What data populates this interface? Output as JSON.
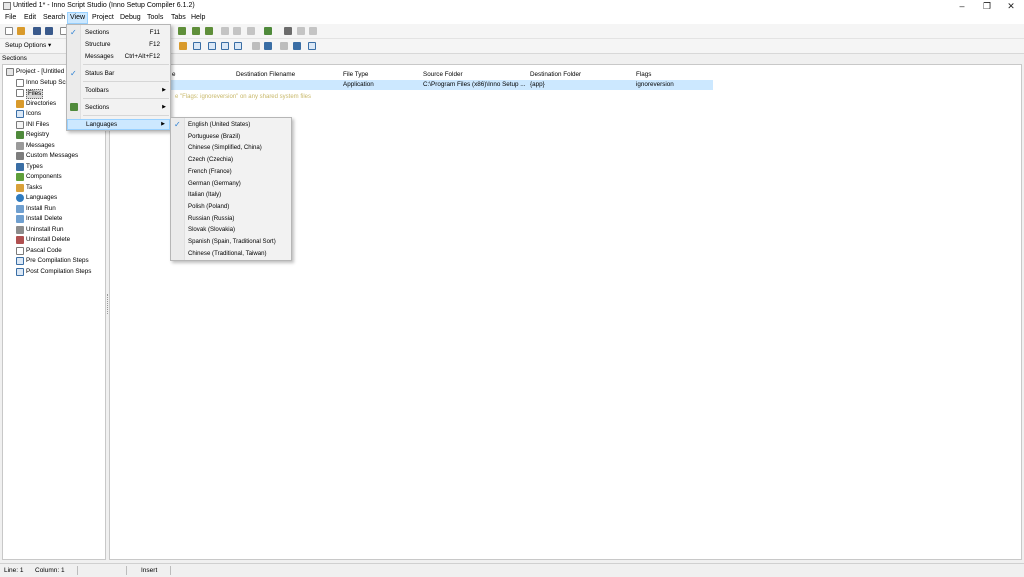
{
  "window": {
    "title": "Untitled 1* - Inno Script Studio (Inno Setup Compiler 6.1.2)",
    "controls": [
      "–",
      "❐",
      "✕"
    ]
  },
  "menubar": [
    "File",
    "Edit",
    "Search",
    "View",
    "Project",
    "Debug",
    "Tools",
    "Tabs",
    "Help"
  ],
  "toolbar": {
    "setup_options": "Setup Options"
  },
  "sections": {
    "header": "Sections",
    "items": [
      "Project - [Untitled 1]",
      "Inno Setup Script",
      "Files",
      "Directories",
      "Icons",
      "INI Files",
      "Registry",
      "Messages",
      "Custom Messages",
      "Types",
      "Components",
      "Tasks",
      "Languages",
      "Install Run",
      "Install Delete",
      "Uninstall Run",
      "Uninstall Delete",
      "Pascal Code",
      "Pre Compilation Steps",
      "Post Compilation Steps"
    ]
  },
  "files_table": {
    "headers": [
      "Source Filename",
      "Destination Filename",
      "File Type",
      "Source Folder",
      "Destination Folder",
      "Flags"
    ],
    "header_partial": "e",
    "row": {
      "file_type": "Application",
      "source_folder": "C:\\Program Files (x86)\\Inno Setup ...",
      "destination_folder": "{app}",
      "flags": "ignoreversion"
    },
    "hint": "e \"Flags: ignoreversion\" on any shared system files"
  },
  "view_menu": {
    "items": [
      {
        "label": "Sections",
        "shortcut": "F11",
        "checked": true
      },
      {
        "label": "Structure",
        "shortcut": "F12",
        "checked": false
      },
      {
        "label": "Messages",
        "shortcut": "Ctrl+Alt+F12",
        "checked": false
      },
      {
        "label": "Status Bar",
        "shortcut": "",
        "checked": true
      },
      {
        "label": "Toolbars",
        "shortcut": "",
        "submenu": true
      },
      {
        "label": "Sections",
        "shortcut": "",
        "submenu": true
      },
      {
        "label": "Languages",
        "shortcut": "",
        "submenu": true,
        "highlighted": true
      }
    ]
  },
  "languages_menu": {
    "items": [
      "English (United States)",
      "Portuguese (Brazil)",
      "Chinese (Simplified, China)",
      "Czech (Czechia)",
      "French (France)",
      "German (Germany)",
      "Italian (Italy)",
      "Polish (Poland)",
      "Russian (Russia)",
      "Slovak (Slovakia)",
      "Spanish (Spain, Traditional Sort)",
      "Chinese (Traditional, Taiwan)"
    ],
    "selected_index": 0
  },
  "statusbar": {
    "line": "Line: 1",
    "column": "Column: 1",
    "mode": "Insert"
  },
  "colors": {
    "accent": "#cce8ff",
    "check": "#2a7fd4",
    "hint": "#c8b86a"
  }
}
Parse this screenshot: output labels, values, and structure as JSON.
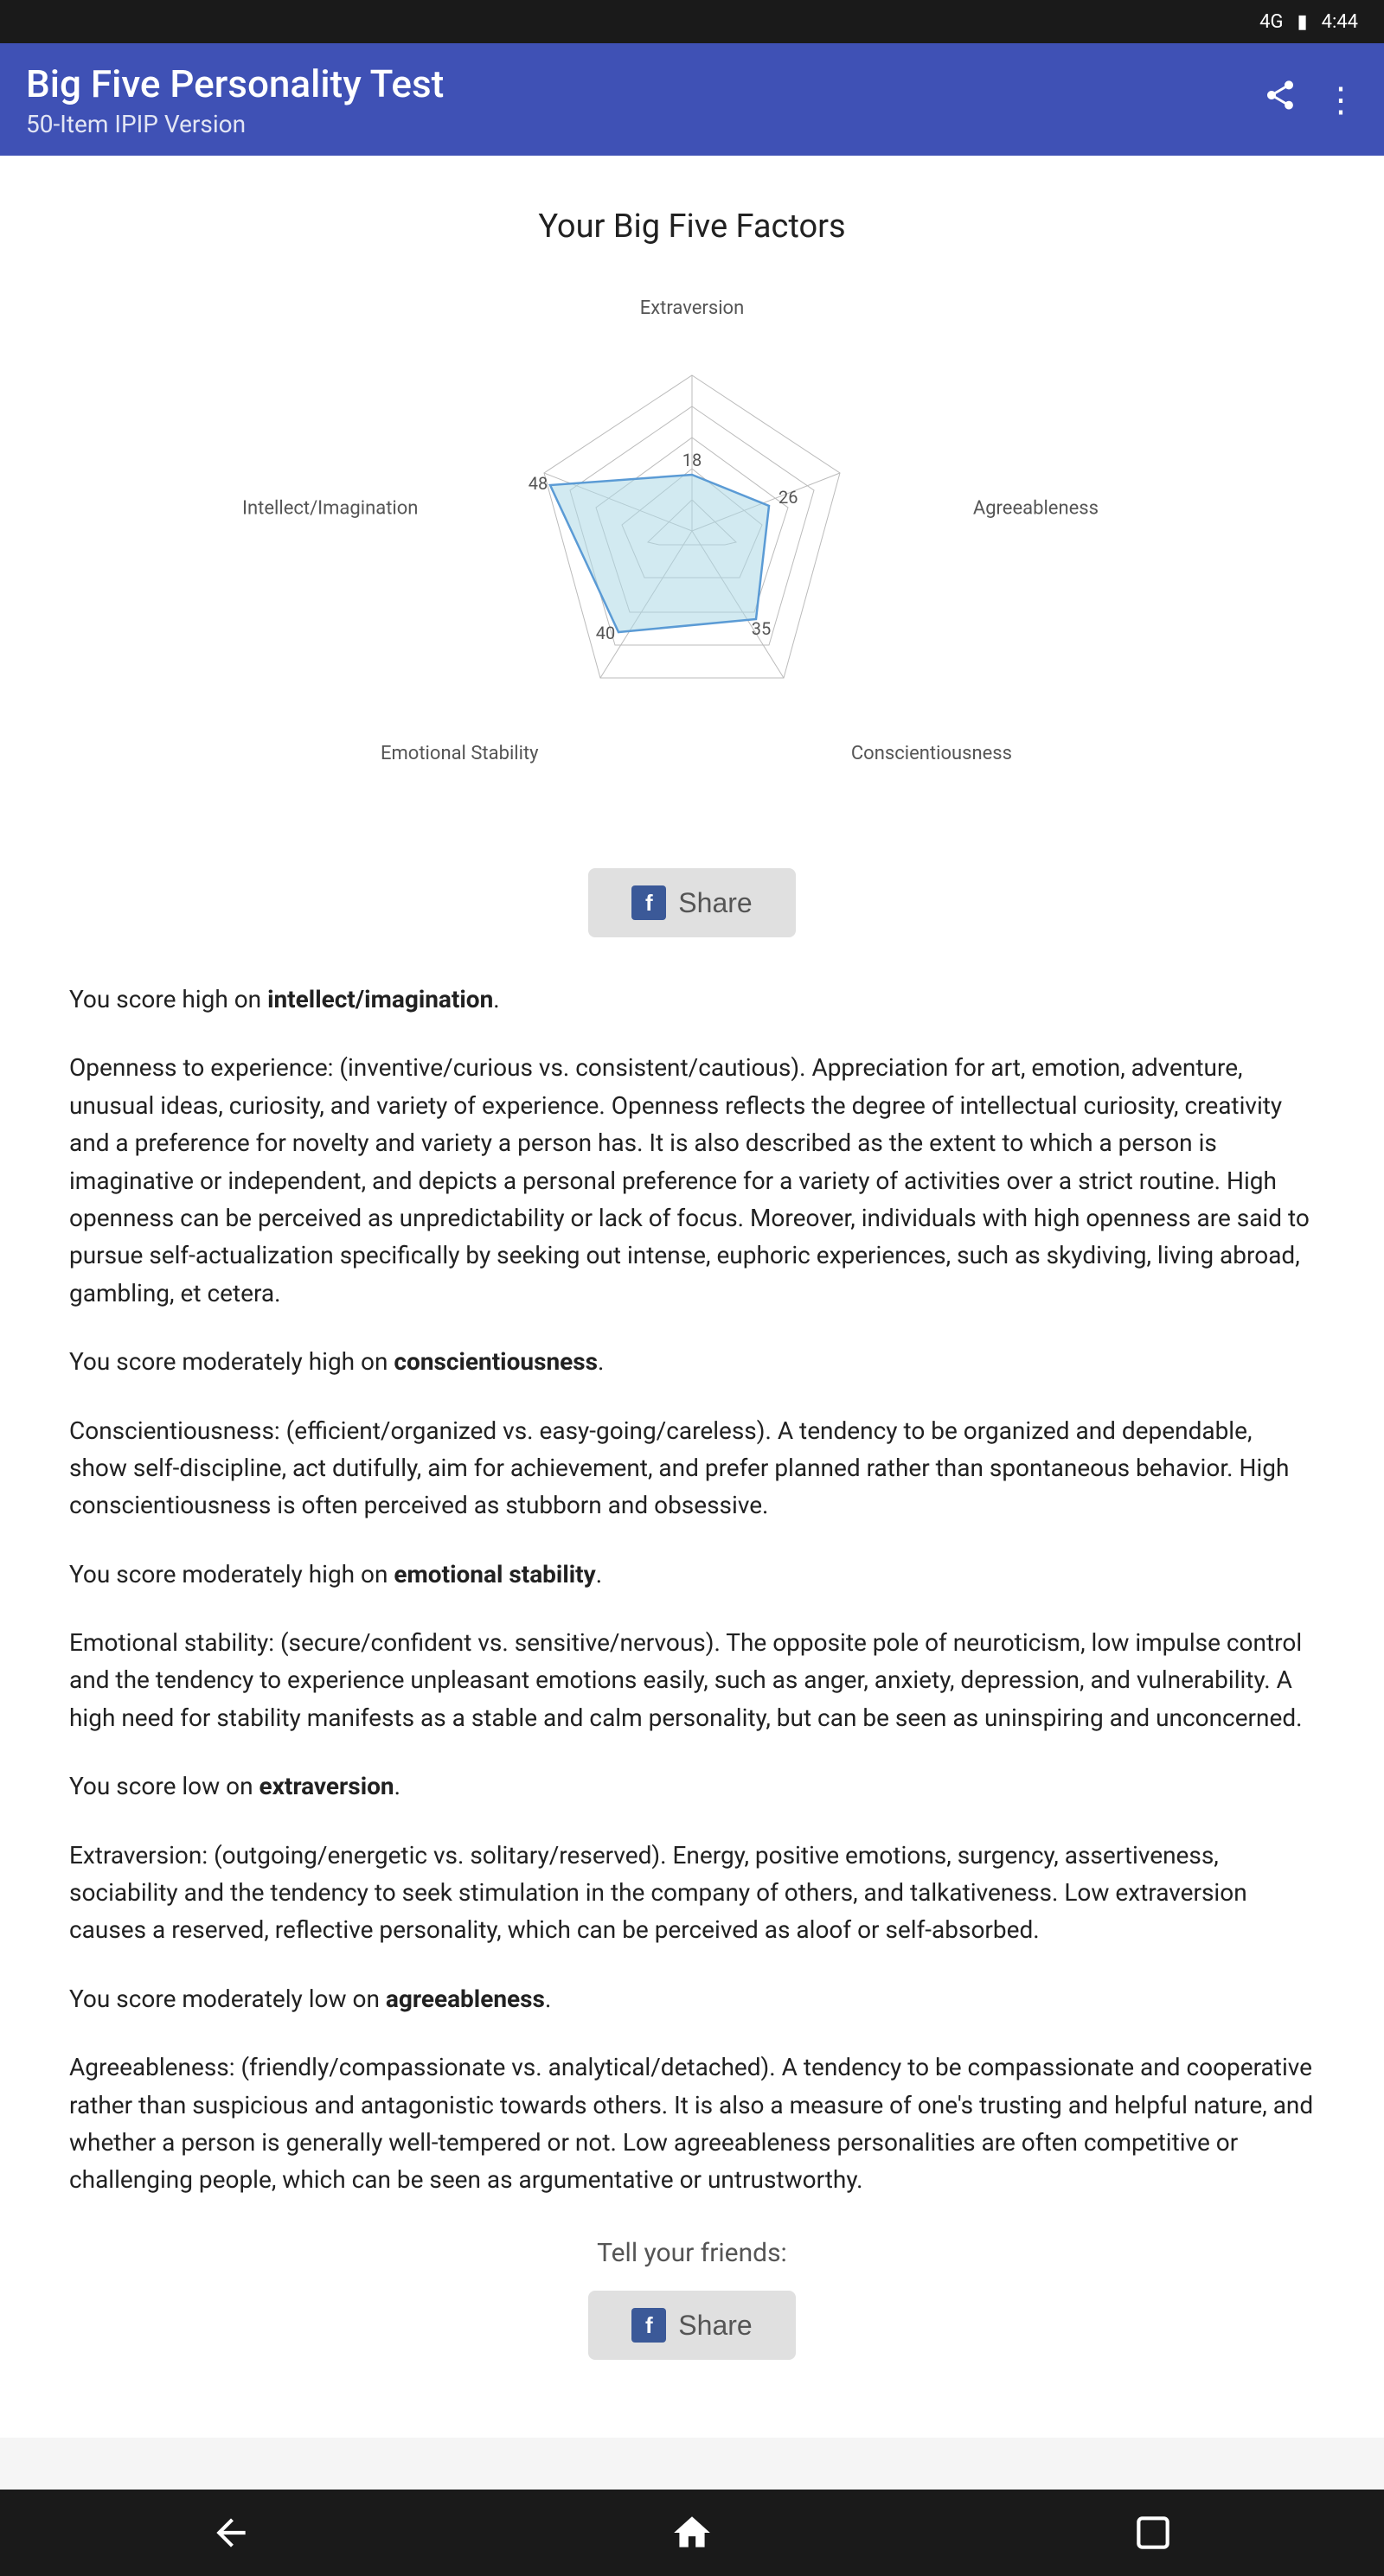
{
  "statusBar": {
    "signal": "4G",
    "battery": "🔋",
    "time": "4:44"
  },
  "appBar": {
    "title": "Big Five Personality Test",
    "subtitle": "50-Item IPIP Version",
    "shareIconLabel": "share",
    "menuIconLabel": "more options"
  },
  "chart": {
    "title": "Your Big Five Factors",
    "labels": {
      "top": "Extraversion",
      "right": "Agreeableness",
      "bottomRight": "Conscientiousness",
      "bottomLeft": "Emotional Stability",
      "left": "Intellect/Imagination"
    },
    "values": {
      "extraversion": 18,
      "agreeableness": 26,
      "conscientiousness": 35,
      "emotionalStability": 40,
      "intellect": 48
    }
  },
  "shareButton": {
    "label": "Share"
  },
  "descriptions": [
    {
      "id": "intellect-intro",
      "text1": "You score high on ",
      "bold": "intellect/imagination",
      "text2": "."
    },
    {
      "id": "intellect-desc",
      "text": "Openness to experience: (inventive/curious vs. consistent/cautious). Appreciation for art, emotion, adventure, unusual ideas, curiosity, and variety of experience. Openness reflects the degree of intellectual curiosity, creativity and a preference for novelty and variety a person has. It is also described as the extent to which a person is imaginative or independent, and depicts a personal preference for a variety of activities over a strict routine. High openness can be perceived as unpredictability or lack of focus. Moreover, individuals with high openness are said to pursue self-actualization specifically by seeking out intense, euphoric experiences, such as skydiving, living abroad, gambling, et cetera."
    },
    {
      "id": "conscientiousness-intro",
      "text1": "You score moderately high on ",
      "bold": "conscientiousness",
      "text2": "."
    },
    {
      "id": "conscientiousness-desc",
      "text": "Conscientiousness: (efficient/organized vs. easy-going/careless). A tendency to be organized and dependable, show self-discipline, act dutifully, aim for achievement, and prefer planned rather than spontaneous behavior. High conscientiousness is often perceived as stubborn and obsessive."
    },
    {
      "id": "emotional-intro",
      "text1": "You score moderately high on ",
      "bold": "emotional stability",
      "text2": "."
    },
    {
      "id": "emotional-desc",
      "text": "Emotional stability: (secure/confident vs. sensitive/nervous). The opposite pole of neuroticism, low impulse control and the tendency to experience unpleasant emotions easily, such as anger, anxiety, depression, and vulnerability. A high need for stability manifests as a stable and calm personality, but can be seen as uninspiring and unconcerned."
    },
    {
      "id": "extraversion-intro",
      "text1": "You score low on ",
      "bold": "extraversion",
      "text2": "."
    },
    {
      "id": "extraversion-desc",
      "text": "Extraversion: (outgoing/energetic vs. solitary/reserved). Energy, positive emotions, surgency, assertiveness, sociability and the tendency to seek stimulation in the company of others, and talkativeness. Low extraversion causes a reserved, reflective personality, which can be perceived as aloof or self-absorbed."
    },
    {
      "id": "agreeableness-intro",
      "text1": "You score moderately low on ",
      "bold": "agreeableness",
      "text2": "."
    },
    {
      "id": "agreeableness-desc",
      "text": "Agreeableness: (friendly/compassionate vs. analytical/detached). A tendency to be compassionate and cooperative rather than suspicious and antagonistic towards others. It is also a measure of one's trusting and helpful nature, and whether a person is generally well-tempered or not. Low agreeableness personalities are often competitive or challenging people, which can be seen as argumentative or untrustworthy."
    }
  ],
  "footer": {
    "tellFriends": "Tell your friends:",
    "shareLabel": "Share"
  },
  "navBar": {
    "back": "←",
    "home": "⌂",
    "recents": "▭"
  }
}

Goal: Restate the whole listing above exactly, except for its images.

Written response:
What data populates this interface? Output as JSON.
{
  "window": {
    "title": "Untitled 1* - Inno Script Studio (Inno Setup Compiler 6.1.2)",
    "controls": [
      "–",
      "❐",
      "✕"
    ]
  },
  "menubar": [
    "File",
    "Edit",
    "Search",
    "View",
    "Project",
    "Debug",
    "Tools",
    "Tabs",
    "Help"
  ],
  "toolbar": {
    "setup_options": "Setup Options"
  },
  "sections": {
    "header": "Sections",
    "items": [
      "Project - [Untitled 1]",
      "Inno Setup Script",
      "Files",
      "Directories",
      "Icons",
      "INI Files",
      "Registry",
      "Messages",
      "Custom Messages",
      "Types",
      "Components",
      "Tasks",
      "Languages",
      "Install Run",
      "Install Delete",
      "Uninstall Run",
      "Uninstall Delete",
      "Pascal Code",
      "Pre Compilation Steps",
      "Post Compilation Steps"
    ]
  },
  "files_table": {
    "headers": [
      "Source Filename",
      "Destination Filename",
      "File Type",
      "Source Folder",
      "Destination Folder",
      "Flags"
    ],
    "header_partial": "e",
    "row": {
      "file_type": "Application",
      "source_folder": "C:\\Program Files (x86)\\Inno Setup ...",
      "destination_folder": "{app}",
      "flags": "ignoreversion"
    },
    "hint": "e \"Flags: ignoreversion\" on any shared system files"
  },
  "view_menu": {
    "items": [
      {
        "label": "Sections",
        "shortcut": "F11",
        "checked": true
      },
      {
        "label": "Structure",
        "shortcut": "F12",
        "checked": false
      },
      {
        "label": "Messages",
        "shortcut": "Ctrl+Alt+F12",
        "checked": false
      },
      {
        "label": "Status Bar",
        "shortcut": "",
        "checked": true
      },
      {
        "label": "Toolbars",
        "shortcut": "",
        "submenu": true
      },
      {
        "label": "Sections",
        "shortcut": "",
        "submenu": true
      },
      {
        "label": "Languages",
        "shortcut": "",
        "submenu": true,
        "highlighted": true
      }
    ]
  },
  "languages_menu": {
    "items": [
      "English (United States)",
      "Portuguese (Brazil)",
      "Chinese (Simplified, China)",
      "Czech (Czechia)",
      "French (France)",
      "German (Germany)",
      "Italian (Italy)",
      "Polish (Poland)",
      "Russian (Russia)",
      "Slovak (Slovakia)",
      "Spanish (Spain, Traditional Sort)",
      "Chinese (Traditional, Taiwan)"
    ],
    "selected_index": 0
  },
  "statusbar": {
    "line": "Line: 1",
    "column": "Column: 1",
    "mode": "Insert"
  },
  "colors": {
    "accent": "#cce8ff",
    "check": "#2a7fd4",
    "hint": "#c8b86a"
  }
}
Parse this screenshot: output labels, values, and structure as JSON.
{
  "statusBar": {
    "signal": "4G",
    "battery": "🔋",
    "time": "4:44"
  },
  "appBar": {
    "title": "Big Five Personality Test",
    "subtitle": "50-Item IPIP Version",
    "shareIconLabel": "share",
    "menuIconLabel": "more options"
  },
  "chart": {
    "title": "Your Big Five Factors",
    "labels": {
      "top": "Extraversion",
      "right": "Agreeableness",
      "bottomRight": "Conscientiousness",
      "bottomLeft": "Emotional Stability",
      "left": "Intellect/Imagination"
    },
    "values": {
      "extraversion": 18,
      "agreeableness": 26,
      "conscientiousness": 35,
      "emotionalStability": 40,
      "intellect": 48
    }
  },
  "shareButton": {
    "label": "Share"
  },
  "descriptions": [
    {
      "id": "intellect-intro",
      "text1": "You score high on ",
      "bold": "intellect/imagination",
      "text2": "."
    },
    {
      "id": "intellect-desc",
      "text": "Openness to experience: (inventive/curious vs. consistent/cautious). Appreciation for art, emotion, adventure, unusual ideas, curiosity, and variety of experience. Openness reflects the degree of intellectual curiosity, creativity and a preference for novelty and variety a person has. It is also described as the extent to which a person is imaginative or independent, and depicts a personal preference for a variety of activities over a strict routine. High openness can be perceived as unpredictability or lack of focus. Moreover, individuals with high openness are said to pursue self-actualization specifically by seeking out intense, euphoric experiences, such as skydiving, living abroad, gambling, et cetera."
    },
    {
      "id": "conscientiousness-intro",
      "text1": "You score moderately high on ",
      "bold": "conscientiousness",
      "text2": "."
    },
    {
      "id": "conscientiousness-desc",
      "text": "Conscientiousness: (efficient/organized vs. easy-going/careless). A tendency to be organized and dependable, show self-discipline, act dutifully, aim for achievement, and prefer planned rather than spontaneous behavior. High conscientiousness is often perceived as stubborn and obsessive."
    },
    {
      "id": "emotional-intro",
      "text1": "You score moderately high on ",
      "bold": "emotional stability",
      "text2": "."
    },
    {
      "id": "emotional-desc",
      "text": "Emotional stability: (secure/confident vs. sensitive/nervous). The opposite pole of neuroticism, low impulse control and the tendency to experience unpleasant emotions easily, such as anger, anxiety, depression, and vulnerability. A high need for stability manifests as a stable and calm personality, but can be seen as uninspiring and unconcerned."
    },
    {
      "id": "extraversion-intro",
      "text1": "You score low on ",
      "bold": "extraversion",
      "text2": "."
    },
    {
      "id": "extraversion-desc",
      "text": "Extraversion: (outgoing/energetic vs. solitary/reserved). Energy, positive emotions, surgency, assertiveness, sociability and the tendency to seek stimulation in the company of others, and talkativeness. Low extraversion causes a reserved, reflective personality, which can be perceived as aloof or self-absorbed."
    },
    {
      "id": "agreeableness-intro",
      "text1": "You score moderately low on ",
      "bold": "agreeableness",
      "text2": "."
    },
    {
      "id": "agreeableness-desc",
      "text": "Agreeableness: (friendly/compassionate vs. analytical/detached). A tendency to be compassionate and cooperative rather than suspicious and antagonistic towards others. It is also a measure of one's trusting and helpful nature, and whether a person is generally well-tempered or not. Low agreeableness personalities are often competitive or challenging people, which can be seen as argumentative or untrustworthy."
    }
  ],
  "footer": {
    "tellFriends": "Tell your friends:",
    "shareLabel": "Share"
  },
  "navBar": {
    "back": "←",
    "home": "⌂",
    "recents": "▭"
  }
}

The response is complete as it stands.